BRIEF: Look through the listing below and report how many lines contain "Jordan", as a bare number.

(Records)
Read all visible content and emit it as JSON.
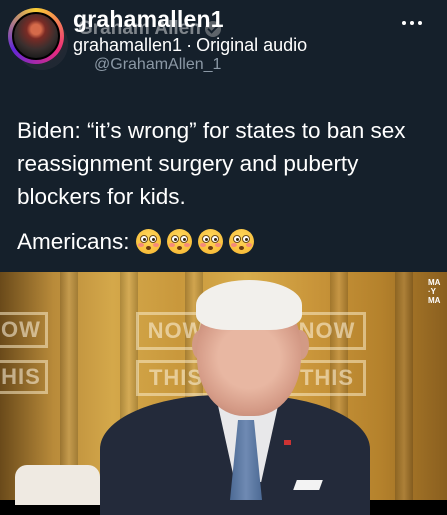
{
  "reel": {
    "username": "grahamallen1",
    "audio_user": "grahamallen1",
    "audio_sep": "·",
    "audio_label": "Original audio"
  },
  "tweet": {
    "display_name": "Graham Allen",
    "handle": "@GrahamAllen_1",
    "text": "Biden: “it’s wrong” for states to ban sex reassignment surgery and puberty blockers for kids.",
    "line2": "Americans:",
    "emoji": [
      "flushed-face",
      "flushed-face",
      "flushed-face",
      "flushed-face"
    ]
  },
  "video": {
    "signs": [
      "OW",
      "HIS",
      "NOW",
      "THIS",
      "NOW",
      "THIS"
    ],
    "corner_text": [
      "MA",
      "·Y",
      "MA"
    ]
  },
  "colors": {
    "tweet_bg": "#15202b",
    "secondary_text": "#8b98a5"
  }
}
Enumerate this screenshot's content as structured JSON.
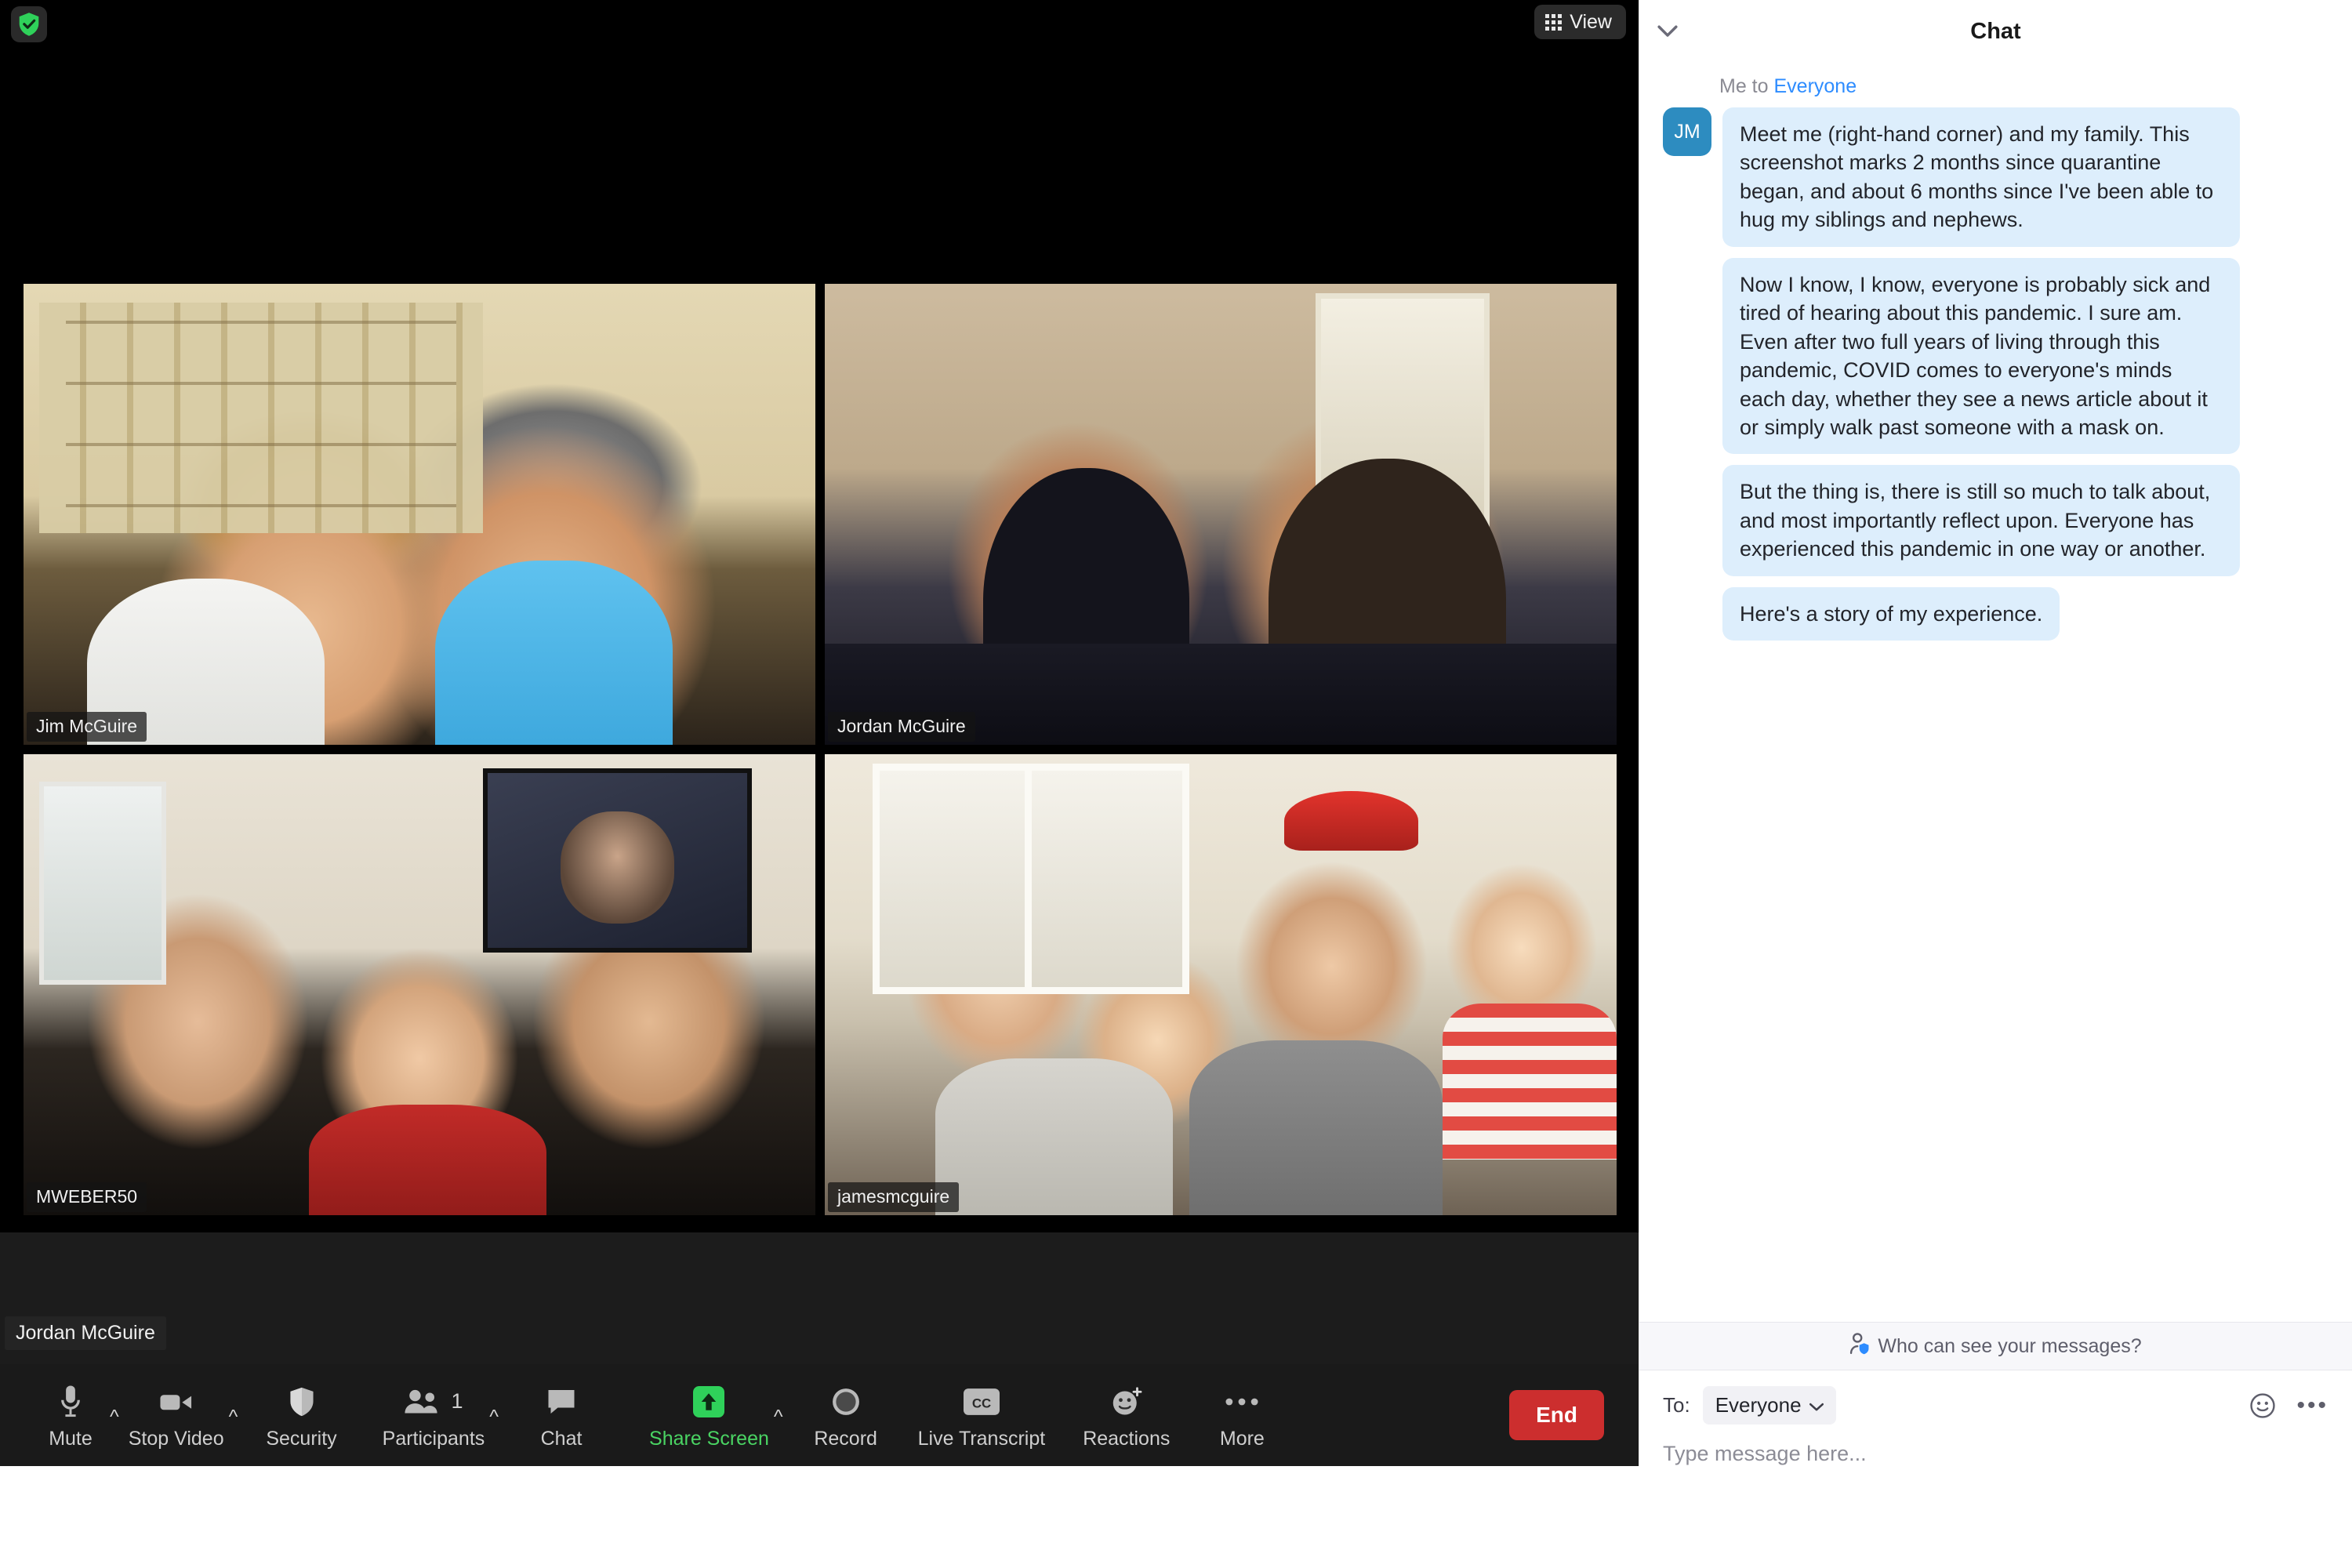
{
  "meeting": {
    "encryption_icon": "shield-check-icon",
    "view_button": {
      "label": "View",
      "icon": "grid-icon"
    },
    "self_name_label": "Jordan McGuire",
    "active_speaker_border_color": "#f2f36b",
    "participants": [
      {
        "name": "Jim McGuire",
        "active": false
      },
      {
        "name": "Jordan McGuire",
        "active": false
      },
      {
        "name": "MWEBER50",
        "active": false
      },
      {
        "name": "jamesmcguire",
        "active": true
      }
    ]
  },
  "toolbar": {
    "items": [
      {
        "label": "Mute",
        "icon": "microphone-icon",
        "caret": true,
        "accent": false
      },
      {
        "label": "Stop Video",
        "icon": "video-camera-icon",
        "caret": true,
        "accent": false
      },
      {
        "label": "Security",
        "icon": "shield-icon",
        "caret": false,
        "accent": false
      },
      {
        "label": "Participants",
        "icon": "people-icon",
        "caret": true,
        "accent": false,
        "badge": "1"
      },
      {
        "label": "Chat",
        "icon": "speech-bubble-icon",
        "caret": false,
        "accent": false
      },
      {
        "label": "Share Screen",
        "icon": "share-arrow-icon",
        "caret": true,
        "accent": true
      },
      {
        "label": "Record",
        "icon": "record-circle-icon",
        "caret": false,
        "accent": false
      },
      {
        "label": "Live Transcript",
        "icon": "cc-icon",
        "caret": false,
        "accent": false
      },
      {
        "label": "Reactions",
        "icon": "smiley-plus-icon",
        "caret": false,
        "accent": false
      },
      {
        "label": "More",
        "icon": "ellipsis-icon",
        "caret": false,
        "accent": false
      }
    ],
    "end_label": "End",
    "end_color": "#cc2e2e",
    "accent_color": "#4ad463"
  },
  "chat": {
    "title": "Chat",
    "collapse_icon": "chevron-down-icon",
    "from_prefix": "Me to ",
    "from_target": "Everyone",
    "avatar_initials": "JM",
    "avatar_color": "#2d8cc0",
    "link_color": "#2d8cff",
    "bubble_color": "#ddeefc",
    "messages": [
      "Meet me (right-hand corner) and my family. This screenshot marks 2 months since quarantine began, and about 6 months since I've been able to hug my siblings and nephews.",
      "Now I know, I know, everyone is probably sick and tired of hearing about this pandemic. I sure am. Even after two full years of living through this pandemic, COVID comes to everyone's minds each day, whether they see a news article about it or simply walk past someone with a mask on.",
      "But the thing is, there is still so much to talk about, and most importantly reflect upon. Everyone has experienced this pandemic in one way or another.",
      "Here's a story of my experience."
    ],
    "privacy_notice": "Who can see your messages?",
    "privacy_icon": "person-shield-icon",
    "to_label": "To:",
    "to_value": "Everyone",
    "to_caret_icon": "chevron-down-icon",
    "emoji_icon": "smiley-icon",
    "more_icon": "ellipsis-icon",
    "input_placeholder": "Type message here..."
  }
}
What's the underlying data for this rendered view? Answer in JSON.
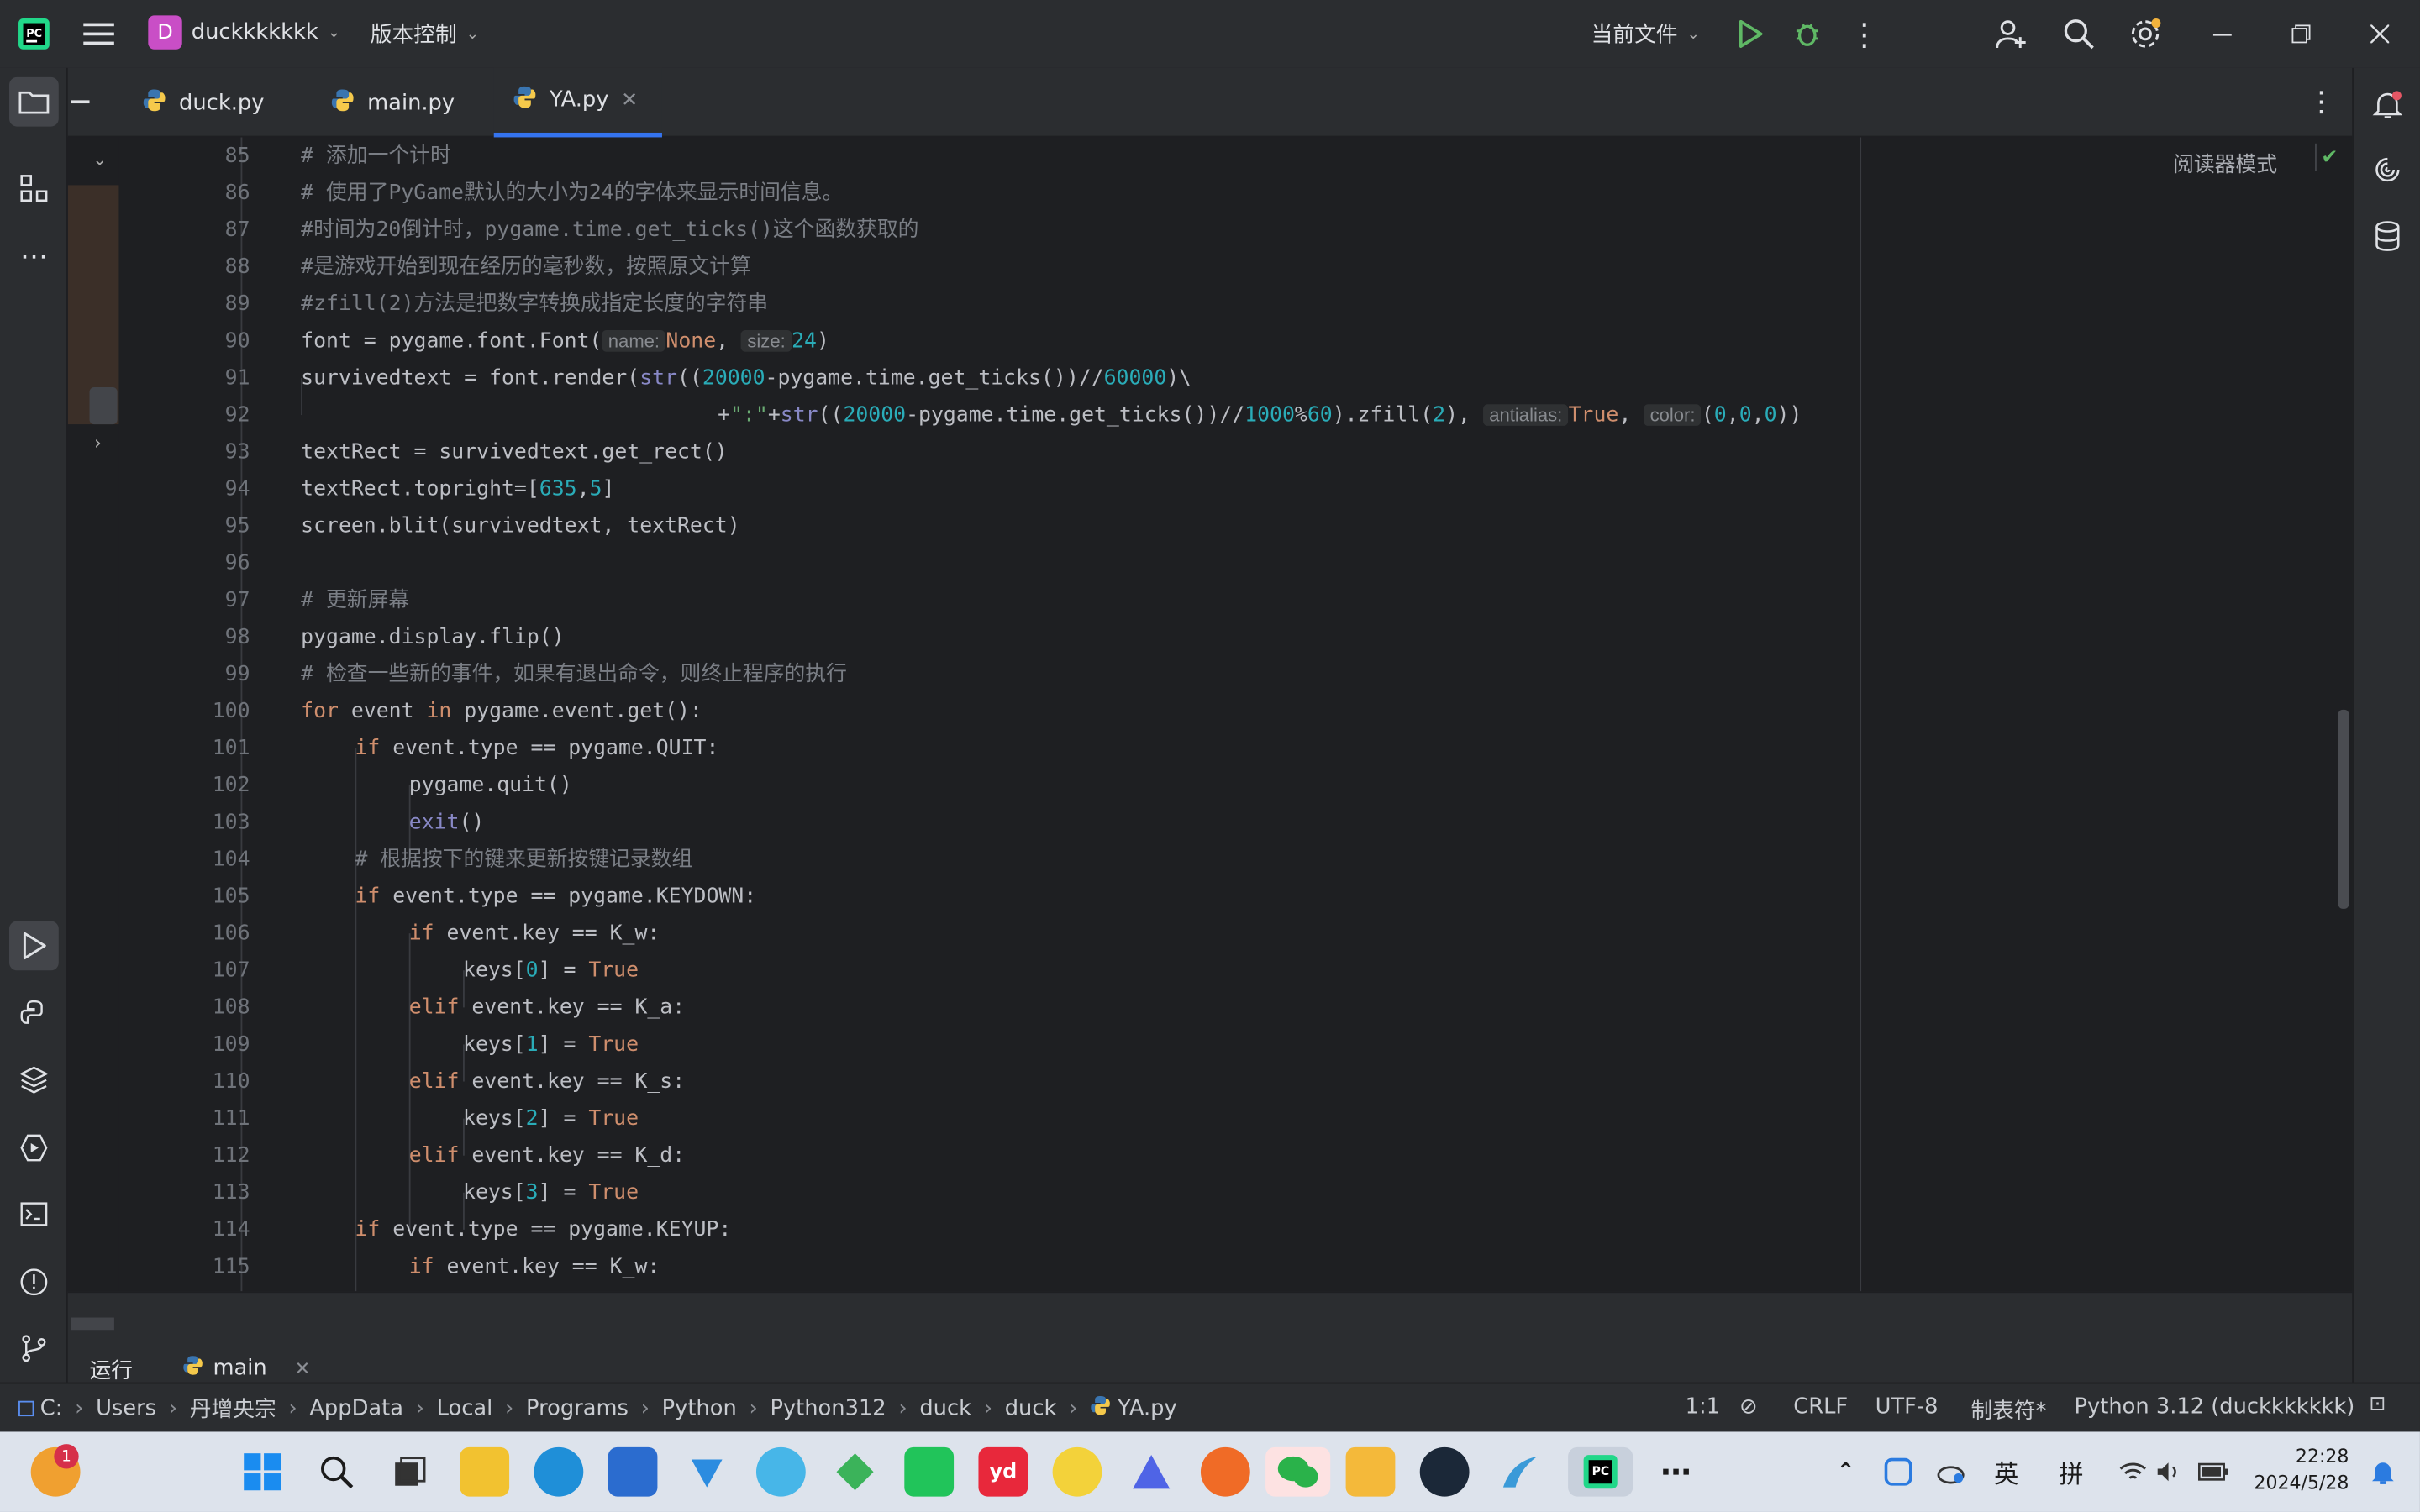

REPLY: 2